MATERIAL PROVIDED =>
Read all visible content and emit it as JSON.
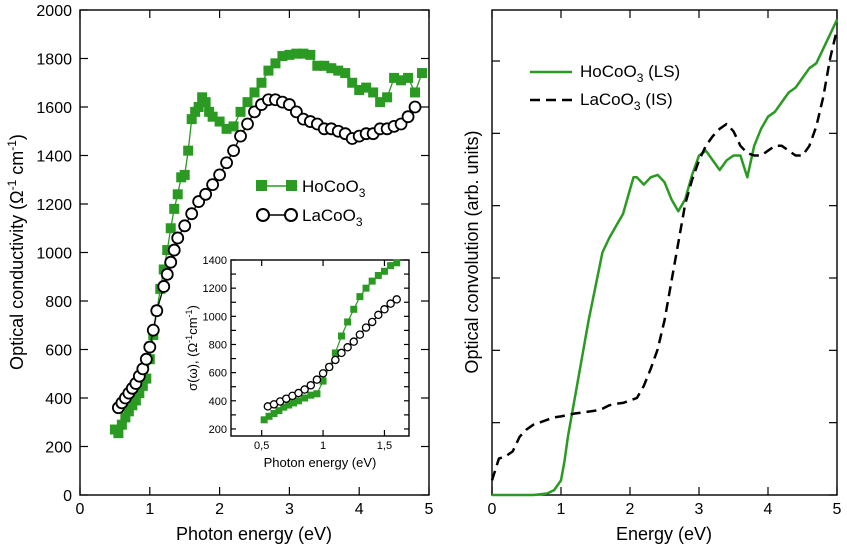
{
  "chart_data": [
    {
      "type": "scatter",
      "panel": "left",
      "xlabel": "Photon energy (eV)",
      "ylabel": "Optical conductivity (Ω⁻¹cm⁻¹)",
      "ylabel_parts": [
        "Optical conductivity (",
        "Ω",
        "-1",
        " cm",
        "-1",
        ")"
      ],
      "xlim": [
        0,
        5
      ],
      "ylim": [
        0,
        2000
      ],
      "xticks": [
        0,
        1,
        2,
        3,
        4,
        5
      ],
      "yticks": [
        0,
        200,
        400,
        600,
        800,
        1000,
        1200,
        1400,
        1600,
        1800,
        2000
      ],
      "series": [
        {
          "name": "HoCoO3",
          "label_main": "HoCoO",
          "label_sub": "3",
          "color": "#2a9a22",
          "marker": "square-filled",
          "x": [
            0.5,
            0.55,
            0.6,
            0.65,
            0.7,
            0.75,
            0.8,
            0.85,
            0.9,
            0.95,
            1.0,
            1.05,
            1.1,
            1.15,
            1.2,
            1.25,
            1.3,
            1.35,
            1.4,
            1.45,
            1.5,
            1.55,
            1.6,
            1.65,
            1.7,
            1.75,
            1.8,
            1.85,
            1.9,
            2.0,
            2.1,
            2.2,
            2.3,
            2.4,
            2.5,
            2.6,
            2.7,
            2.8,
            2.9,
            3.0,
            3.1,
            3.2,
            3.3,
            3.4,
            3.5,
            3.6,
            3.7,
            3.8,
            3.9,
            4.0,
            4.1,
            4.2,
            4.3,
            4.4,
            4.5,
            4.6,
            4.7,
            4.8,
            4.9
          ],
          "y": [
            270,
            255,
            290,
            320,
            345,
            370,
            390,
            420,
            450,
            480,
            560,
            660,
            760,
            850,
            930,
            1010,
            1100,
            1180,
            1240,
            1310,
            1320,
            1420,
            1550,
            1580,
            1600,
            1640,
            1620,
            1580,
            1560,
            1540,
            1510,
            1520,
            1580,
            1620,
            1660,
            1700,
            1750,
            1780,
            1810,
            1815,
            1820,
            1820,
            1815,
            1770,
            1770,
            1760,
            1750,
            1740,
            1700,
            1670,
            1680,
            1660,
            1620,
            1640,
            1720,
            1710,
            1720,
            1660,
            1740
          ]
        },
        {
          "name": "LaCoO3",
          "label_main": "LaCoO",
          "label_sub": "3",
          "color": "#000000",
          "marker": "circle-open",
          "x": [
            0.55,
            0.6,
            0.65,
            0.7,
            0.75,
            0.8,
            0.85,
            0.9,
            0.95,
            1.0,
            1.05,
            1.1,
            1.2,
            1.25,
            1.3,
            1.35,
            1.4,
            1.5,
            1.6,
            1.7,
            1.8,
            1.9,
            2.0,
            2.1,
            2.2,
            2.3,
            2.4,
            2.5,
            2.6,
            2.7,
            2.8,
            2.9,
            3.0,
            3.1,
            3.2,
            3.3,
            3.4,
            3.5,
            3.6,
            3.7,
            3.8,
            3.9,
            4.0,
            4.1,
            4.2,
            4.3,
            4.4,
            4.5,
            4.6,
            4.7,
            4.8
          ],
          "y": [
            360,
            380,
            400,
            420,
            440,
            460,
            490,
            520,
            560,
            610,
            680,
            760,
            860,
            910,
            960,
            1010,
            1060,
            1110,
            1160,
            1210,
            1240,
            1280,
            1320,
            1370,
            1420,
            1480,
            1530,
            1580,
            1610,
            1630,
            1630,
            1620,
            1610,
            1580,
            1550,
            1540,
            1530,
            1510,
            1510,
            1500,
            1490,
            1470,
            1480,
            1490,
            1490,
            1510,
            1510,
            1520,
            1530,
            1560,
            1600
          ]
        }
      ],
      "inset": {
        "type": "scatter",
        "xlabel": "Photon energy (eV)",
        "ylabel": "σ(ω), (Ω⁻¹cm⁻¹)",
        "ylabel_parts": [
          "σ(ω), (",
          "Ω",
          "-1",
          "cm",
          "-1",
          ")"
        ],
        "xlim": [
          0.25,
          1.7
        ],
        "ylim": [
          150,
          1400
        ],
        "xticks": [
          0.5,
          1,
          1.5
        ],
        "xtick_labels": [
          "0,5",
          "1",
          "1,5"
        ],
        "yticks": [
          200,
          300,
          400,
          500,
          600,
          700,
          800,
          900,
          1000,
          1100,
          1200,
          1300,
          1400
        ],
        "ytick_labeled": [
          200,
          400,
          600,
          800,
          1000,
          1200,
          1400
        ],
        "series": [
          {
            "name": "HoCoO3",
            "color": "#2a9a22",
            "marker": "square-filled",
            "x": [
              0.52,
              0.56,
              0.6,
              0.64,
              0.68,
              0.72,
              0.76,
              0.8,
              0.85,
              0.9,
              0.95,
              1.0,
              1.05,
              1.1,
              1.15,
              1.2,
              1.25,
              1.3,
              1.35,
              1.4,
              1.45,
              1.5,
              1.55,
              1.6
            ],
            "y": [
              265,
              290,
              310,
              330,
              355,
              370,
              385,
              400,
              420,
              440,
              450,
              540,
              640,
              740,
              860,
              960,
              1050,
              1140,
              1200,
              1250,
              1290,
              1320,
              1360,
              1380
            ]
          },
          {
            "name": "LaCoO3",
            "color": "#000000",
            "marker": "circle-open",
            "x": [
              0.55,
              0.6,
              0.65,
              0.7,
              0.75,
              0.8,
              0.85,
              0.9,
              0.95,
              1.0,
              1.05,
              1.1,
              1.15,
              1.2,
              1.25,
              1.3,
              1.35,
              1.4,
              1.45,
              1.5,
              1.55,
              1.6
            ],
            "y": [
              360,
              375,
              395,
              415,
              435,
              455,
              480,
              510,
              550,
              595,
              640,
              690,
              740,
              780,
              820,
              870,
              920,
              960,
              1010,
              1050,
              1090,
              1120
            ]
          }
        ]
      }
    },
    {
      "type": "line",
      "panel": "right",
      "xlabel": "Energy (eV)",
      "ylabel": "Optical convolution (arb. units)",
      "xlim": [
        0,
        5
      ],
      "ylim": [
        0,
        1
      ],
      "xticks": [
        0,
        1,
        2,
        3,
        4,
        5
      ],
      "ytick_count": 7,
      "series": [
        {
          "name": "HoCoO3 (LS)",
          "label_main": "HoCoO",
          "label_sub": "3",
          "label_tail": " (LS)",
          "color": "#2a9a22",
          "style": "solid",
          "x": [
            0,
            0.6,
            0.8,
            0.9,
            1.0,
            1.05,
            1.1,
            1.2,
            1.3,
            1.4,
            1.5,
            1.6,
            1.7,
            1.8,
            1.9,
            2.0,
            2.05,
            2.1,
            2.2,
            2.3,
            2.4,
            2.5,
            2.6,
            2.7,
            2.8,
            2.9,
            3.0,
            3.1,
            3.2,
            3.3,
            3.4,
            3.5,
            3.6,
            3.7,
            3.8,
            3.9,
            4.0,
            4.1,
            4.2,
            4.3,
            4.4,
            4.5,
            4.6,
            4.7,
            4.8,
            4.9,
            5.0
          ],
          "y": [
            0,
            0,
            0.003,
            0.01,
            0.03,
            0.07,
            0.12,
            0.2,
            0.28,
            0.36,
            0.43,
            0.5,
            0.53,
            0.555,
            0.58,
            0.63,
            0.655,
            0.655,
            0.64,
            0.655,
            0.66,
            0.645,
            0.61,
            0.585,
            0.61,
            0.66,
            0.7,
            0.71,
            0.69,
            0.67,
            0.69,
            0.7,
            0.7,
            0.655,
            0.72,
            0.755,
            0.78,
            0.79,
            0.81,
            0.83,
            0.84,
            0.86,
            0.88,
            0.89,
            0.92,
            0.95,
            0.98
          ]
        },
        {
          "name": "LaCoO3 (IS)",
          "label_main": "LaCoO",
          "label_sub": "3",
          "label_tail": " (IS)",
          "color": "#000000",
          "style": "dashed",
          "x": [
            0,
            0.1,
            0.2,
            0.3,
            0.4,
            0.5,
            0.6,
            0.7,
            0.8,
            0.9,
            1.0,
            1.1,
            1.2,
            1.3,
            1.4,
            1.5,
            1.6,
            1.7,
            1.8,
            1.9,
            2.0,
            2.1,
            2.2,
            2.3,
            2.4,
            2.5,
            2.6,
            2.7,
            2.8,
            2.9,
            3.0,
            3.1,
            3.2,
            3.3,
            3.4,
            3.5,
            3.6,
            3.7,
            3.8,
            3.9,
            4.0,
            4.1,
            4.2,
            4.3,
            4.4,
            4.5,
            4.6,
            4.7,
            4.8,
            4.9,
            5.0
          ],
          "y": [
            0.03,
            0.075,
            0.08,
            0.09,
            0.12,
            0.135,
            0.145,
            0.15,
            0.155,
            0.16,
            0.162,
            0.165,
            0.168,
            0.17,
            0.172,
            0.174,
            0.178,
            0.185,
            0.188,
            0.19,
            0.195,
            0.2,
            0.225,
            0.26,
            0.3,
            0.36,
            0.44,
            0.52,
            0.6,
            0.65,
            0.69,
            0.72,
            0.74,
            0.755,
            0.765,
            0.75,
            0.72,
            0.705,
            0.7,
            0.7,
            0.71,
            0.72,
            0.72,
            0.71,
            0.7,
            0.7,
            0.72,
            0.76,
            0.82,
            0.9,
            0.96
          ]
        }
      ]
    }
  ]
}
* * *
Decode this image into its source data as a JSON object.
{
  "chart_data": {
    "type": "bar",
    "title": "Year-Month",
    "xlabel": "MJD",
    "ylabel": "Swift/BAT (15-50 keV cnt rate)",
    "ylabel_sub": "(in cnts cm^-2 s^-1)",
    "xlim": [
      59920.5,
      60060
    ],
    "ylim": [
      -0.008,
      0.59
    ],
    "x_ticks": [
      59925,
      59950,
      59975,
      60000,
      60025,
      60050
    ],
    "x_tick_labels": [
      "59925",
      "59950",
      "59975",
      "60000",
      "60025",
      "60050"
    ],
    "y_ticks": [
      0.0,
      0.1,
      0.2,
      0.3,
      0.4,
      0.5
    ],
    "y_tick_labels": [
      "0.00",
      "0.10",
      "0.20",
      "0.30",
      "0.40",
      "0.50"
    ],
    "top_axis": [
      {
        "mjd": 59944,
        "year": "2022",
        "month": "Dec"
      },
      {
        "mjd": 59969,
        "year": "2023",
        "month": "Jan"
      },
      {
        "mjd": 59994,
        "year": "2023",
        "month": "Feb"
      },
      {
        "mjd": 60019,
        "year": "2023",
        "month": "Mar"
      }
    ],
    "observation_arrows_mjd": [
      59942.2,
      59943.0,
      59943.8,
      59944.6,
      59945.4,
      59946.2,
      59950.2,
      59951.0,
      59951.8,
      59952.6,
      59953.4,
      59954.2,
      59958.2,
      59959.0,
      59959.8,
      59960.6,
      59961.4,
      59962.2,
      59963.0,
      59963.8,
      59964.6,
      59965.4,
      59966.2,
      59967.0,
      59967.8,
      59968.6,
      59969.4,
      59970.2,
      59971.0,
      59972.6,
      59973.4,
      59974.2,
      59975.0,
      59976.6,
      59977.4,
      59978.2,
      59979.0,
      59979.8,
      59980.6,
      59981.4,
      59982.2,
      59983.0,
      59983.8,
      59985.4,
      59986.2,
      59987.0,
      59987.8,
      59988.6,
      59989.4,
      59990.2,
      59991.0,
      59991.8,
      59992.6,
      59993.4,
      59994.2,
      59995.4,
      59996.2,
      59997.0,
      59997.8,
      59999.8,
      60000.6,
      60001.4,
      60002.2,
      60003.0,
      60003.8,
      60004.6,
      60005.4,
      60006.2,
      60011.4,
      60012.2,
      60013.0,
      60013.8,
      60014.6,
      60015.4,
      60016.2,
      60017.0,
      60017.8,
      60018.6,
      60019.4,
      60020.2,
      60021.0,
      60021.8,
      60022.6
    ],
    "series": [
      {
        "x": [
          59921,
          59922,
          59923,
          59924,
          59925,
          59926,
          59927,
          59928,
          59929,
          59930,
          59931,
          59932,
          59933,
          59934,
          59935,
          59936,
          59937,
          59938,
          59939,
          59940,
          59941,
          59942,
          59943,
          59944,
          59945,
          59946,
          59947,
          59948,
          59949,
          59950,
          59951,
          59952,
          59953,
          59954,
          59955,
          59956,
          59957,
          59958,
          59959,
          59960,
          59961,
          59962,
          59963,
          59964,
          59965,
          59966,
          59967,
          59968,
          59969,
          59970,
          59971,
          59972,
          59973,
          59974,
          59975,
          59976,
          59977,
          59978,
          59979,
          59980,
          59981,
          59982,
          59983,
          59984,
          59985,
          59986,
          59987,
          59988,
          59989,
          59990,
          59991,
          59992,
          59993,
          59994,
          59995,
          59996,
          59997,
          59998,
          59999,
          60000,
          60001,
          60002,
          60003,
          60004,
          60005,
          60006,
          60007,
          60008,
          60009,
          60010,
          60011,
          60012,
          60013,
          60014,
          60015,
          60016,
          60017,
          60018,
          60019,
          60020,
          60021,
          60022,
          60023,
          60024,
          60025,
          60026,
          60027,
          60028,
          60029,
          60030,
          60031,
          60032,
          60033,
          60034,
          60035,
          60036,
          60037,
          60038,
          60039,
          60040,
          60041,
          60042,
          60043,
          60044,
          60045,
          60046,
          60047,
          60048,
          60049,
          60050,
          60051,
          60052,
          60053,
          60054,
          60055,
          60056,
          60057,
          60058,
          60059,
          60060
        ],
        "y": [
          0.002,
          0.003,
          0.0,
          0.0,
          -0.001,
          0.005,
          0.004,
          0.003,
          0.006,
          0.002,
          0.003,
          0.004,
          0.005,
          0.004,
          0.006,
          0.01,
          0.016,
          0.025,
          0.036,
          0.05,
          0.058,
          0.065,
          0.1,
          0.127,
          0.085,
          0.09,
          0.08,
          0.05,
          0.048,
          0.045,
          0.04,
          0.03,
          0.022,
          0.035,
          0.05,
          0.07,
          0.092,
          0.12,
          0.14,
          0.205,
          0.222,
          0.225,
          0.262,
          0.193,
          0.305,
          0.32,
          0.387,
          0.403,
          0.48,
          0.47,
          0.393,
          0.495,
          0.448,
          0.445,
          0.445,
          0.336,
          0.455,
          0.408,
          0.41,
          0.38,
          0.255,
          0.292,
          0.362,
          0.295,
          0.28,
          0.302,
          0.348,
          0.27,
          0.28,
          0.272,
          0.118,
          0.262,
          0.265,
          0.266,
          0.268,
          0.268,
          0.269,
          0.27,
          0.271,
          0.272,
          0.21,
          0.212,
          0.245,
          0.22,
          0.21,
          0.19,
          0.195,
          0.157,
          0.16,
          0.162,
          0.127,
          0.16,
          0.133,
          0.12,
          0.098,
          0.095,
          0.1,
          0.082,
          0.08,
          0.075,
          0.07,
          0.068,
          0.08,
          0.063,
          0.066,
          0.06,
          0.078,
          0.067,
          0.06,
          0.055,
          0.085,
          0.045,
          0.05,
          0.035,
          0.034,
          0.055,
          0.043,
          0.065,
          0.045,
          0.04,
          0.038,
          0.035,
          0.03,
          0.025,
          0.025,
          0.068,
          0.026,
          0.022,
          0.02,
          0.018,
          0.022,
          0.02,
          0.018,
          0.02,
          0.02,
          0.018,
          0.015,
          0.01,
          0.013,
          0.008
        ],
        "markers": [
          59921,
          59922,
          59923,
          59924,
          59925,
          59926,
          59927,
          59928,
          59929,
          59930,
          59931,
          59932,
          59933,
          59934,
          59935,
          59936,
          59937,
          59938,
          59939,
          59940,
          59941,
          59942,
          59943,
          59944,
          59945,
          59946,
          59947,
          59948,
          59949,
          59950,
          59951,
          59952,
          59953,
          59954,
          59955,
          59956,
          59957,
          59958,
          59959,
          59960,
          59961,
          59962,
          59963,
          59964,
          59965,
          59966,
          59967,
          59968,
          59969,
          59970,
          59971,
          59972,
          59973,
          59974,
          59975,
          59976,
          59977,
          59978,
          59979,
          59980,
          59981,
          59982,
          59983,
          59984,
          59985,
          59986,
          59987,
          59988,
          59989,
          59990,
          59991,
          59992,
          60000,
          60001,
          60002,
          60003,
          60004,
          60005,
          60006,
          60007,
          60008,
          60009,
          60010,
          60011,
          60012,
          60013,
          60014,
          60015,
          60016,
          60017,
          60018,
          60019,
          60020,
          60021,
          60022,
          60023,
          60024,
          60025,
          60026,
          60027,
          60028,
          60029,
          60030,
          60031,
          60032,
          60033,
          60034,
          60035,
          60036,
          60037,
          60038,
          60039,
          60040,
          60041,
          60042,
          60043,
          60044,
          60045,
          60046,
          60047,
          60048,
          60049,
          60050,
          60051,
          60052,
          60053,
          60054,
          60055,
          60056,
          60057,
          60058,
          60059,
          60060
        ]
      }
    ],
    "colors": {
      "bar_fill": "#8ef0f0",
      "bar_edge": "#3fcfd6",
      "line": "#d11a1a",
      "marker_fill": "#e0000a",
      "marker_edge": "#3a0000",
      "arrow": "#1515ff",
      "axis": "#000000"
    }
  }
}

YOUR INSTRUCTIONS =>
Pick out and copy the lines of the entries that hold the string "type".

FINISHED EXERCISE =>
      "type": "scatter",
        "type": "scatter",
      "type": "line",
    "type": "bar",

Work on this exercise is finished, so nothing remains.